> **EXERCISE**
Copy out the stretch of entries below, from the very start through the line containing "legend-swatch-bergholtzzell: [100, 509, 152, 511]", reproducing each line verbatim.

> **RECORDS PROVIDED**

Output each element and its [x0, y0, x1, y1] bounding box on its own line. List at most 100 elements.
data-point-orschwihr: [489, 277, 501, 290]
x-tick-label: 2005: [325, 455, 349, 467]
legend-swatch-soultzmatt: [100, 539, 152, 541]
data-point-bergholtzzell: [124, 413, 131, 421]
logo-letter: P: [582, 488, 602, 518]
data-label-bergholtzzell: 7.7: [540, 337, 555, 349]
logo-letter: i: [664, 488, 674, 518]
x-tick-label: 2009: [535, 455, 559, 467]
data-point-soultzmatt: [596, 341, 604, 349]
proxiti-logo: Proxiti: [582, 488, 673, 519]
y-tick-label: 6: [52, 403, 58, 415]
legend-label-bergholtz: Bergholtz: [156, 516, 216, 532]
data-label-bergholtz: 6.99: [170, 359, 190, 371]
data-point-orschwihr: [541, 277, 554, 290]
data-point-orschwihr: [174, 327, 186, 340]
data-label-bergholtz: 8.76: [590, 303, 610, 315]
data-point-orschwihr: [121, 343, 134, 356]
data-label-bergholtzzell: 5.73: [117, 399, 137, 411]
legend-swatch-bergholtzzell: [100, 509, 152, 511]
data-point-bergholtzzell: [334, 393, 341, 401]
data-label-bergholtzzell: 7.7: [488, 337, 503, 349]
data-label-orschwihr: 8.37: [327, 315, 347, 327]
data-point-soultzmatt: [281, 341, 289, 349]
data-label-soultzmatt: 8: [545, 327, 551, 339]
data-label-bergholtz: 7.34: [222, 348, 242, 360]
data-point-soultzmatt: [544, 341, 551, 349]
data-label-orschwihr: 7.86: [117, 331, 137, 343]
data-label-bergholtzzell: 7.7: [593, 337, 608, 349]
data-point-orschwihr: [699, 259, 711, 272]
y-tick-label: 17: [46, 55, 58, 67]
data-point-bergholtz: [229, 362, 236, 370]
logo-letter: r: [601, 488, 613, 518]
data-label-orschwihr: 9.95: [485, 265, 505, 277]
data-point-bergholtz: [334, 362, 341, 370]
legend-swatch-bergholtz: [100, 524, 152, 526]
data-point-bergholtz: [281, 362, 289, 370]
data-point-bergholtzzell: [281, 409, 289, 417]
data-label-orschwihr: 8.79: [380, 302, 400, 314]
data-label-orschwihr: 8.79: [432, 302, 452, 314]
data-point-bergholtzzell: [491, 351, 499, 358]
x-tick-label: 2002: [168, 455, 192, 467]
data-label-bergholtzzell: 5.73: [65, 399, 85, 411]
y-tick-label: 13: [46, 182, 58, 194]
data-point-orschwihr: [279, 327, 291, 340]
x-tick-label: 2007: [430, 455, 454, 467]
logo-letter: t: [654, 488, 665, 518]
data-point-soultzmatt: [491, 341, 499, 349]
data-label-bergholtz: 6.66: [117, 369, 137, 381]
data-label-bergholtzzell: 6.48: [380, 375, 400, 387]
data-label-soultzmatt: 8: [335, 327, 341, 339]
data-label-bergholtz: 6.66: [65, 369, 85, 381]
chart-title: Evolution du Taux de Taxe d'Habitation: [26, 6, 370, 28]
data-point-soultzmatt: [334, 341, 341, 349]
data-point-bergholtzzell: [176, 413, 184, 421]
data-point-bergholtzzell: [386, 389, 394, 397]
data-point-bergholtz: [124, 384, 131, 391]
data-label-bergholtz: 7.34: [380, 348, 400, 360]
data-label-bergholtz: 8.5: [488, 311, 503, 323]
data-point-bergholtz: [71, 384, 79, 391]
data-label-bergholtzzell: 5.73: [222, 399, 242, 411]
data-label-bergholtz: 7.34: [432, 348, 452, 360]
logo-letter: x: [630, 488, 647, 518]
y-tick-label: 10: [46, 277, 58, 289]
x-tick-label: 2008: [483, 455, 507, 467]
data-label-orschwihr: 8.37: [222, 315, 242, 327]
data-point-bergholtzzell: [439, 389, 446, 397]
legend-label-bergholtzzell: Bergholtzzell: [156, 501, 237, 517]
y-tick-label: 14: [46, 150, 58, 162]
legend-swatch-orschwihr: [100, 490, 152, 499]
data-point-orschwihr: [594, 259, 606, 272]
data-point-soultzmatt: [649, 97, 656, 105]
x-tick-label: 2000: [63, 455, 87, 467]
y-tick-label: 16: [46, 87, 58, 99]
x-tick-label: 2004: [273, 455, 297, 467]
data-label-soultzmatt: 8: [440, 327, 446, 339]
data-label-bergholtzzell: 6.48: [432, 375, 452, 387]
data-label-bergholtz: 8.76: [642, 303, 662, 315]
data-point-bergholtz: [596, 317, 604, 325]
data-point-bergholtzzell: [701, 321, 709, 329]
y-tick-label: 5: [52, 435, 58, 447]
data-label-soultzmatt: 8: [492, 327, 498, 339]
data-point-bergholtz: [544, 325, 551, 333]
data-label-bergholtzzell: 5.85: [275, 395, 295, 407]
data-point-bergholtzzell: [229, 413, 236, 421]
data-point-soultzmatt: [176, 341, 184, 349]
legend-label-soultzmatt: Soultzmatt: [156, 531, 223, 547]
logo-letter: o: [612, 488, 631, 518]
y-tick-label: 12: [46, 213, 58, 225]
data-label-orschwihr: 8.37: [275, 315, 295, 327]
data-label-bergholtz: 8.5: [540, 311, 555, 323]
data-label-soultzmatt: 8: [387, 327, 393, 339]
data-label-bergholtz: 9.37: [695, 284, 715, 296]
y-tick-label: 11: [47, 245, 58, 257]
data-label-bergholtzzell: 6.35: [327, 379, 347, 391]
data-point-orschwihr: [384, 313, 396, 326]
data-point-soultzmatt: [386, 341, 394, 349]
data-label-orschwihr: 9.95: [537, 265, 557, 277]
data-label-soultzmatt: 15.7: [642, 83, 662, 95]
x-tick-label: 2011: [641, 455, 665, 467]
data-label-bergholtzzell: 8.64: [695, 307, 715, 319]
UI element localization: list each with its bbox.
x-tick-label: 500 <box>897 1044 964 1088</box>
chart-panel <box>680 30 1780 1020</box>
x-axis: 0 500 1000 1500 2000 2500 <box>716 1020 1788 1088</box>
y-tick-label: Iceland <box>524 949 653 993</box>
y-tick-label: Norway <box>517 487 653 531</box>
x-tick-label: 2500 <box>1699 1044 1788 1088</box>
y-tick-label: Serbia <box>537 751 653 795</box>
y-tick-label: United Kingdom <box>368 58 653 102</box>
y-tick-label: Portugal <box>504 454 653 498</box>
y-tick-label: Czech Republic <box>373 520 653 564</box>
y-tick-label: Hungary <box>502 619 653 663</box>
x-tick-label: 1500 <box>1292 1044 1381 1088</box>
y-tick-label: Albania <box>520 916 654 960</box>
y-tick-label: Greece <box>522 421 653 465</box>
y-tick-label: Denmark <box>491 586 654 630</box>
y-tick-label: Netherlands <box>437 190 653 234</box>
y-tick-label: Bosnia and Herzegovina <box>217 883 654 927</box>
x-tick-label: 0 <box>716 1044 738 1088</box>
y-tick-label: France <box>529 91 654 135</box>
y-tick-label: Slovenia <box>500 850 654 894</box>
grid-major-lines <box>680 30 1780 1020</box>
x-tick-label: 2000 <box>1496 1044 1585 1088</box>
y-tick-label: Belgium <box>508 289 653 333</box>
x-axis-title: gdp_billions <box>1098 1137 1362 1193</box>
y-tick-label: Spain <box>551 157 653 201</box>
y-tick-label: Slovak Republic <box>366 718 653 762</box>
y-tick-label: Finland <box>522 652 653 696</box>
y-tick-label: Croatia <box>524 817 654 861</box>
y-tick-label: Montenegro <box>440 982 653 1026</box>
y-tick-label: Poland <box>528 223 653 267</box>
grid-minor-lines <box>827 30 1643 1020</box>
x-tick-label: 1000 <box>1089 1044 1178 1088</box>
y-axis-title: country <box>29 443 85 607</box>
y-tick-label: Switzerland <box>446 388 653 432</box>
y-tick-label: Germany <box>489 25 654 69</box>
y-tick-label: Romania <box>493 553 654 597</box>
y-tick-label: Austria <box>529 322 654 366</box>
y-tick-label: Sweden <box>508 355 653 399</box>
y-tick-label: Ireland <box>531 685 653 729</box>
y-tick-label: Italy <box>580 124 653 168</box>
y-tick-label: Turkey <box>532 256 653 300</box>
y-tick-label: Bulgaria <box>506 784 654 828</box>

> **EXERCISE RESPONSE**
Output each element and its [x0, y0, x1, y1] bounding box on its own line. List at most 100 elements.
data-point-orschwihr: [489, 277, 501, 290]
x-tick-label: 2005: [325, 455, 349, 467]
legend-swatch-soultzmatt: [100, 539, 152, 541]
data-point-bergholtzzell: [124, 413, 131, 421]
logo-letter: P: [582, 488, 602, 518]
data-label-bergholtzzell: 7.7: [540, 337, 555, 349]
logo-letter: i: [664, 488, 674, 518]
x-tick-label: 2009: [535, 455, 559, 467]
data-point-soultzmatt: [596, 341, 604, 349]
proxiti-logo: Proxiti: [582, 488, 673, 519]
y-tick-label: 6: [52, 403, 58, 415]
legend-label-bergholtz: Bergholtz: [156, 516, 216, 532]
data-label-bergholtz: 6.99: [170, 359, 190, 371]
data-point-orschwihr: [541, 277, 554, 290]
data-point-orschwihr: [174, 327, 186, 340]
data-label-bergholtz: 8.76: [590, 303, 610, 315]
data-point-orschwihr: [121, 343, 134, 356]
data-label-bergholtzzell: 5.73: [117, 399, 137, 411]
legend-swatch-bergholtzzell: [100, 509, 152, 511]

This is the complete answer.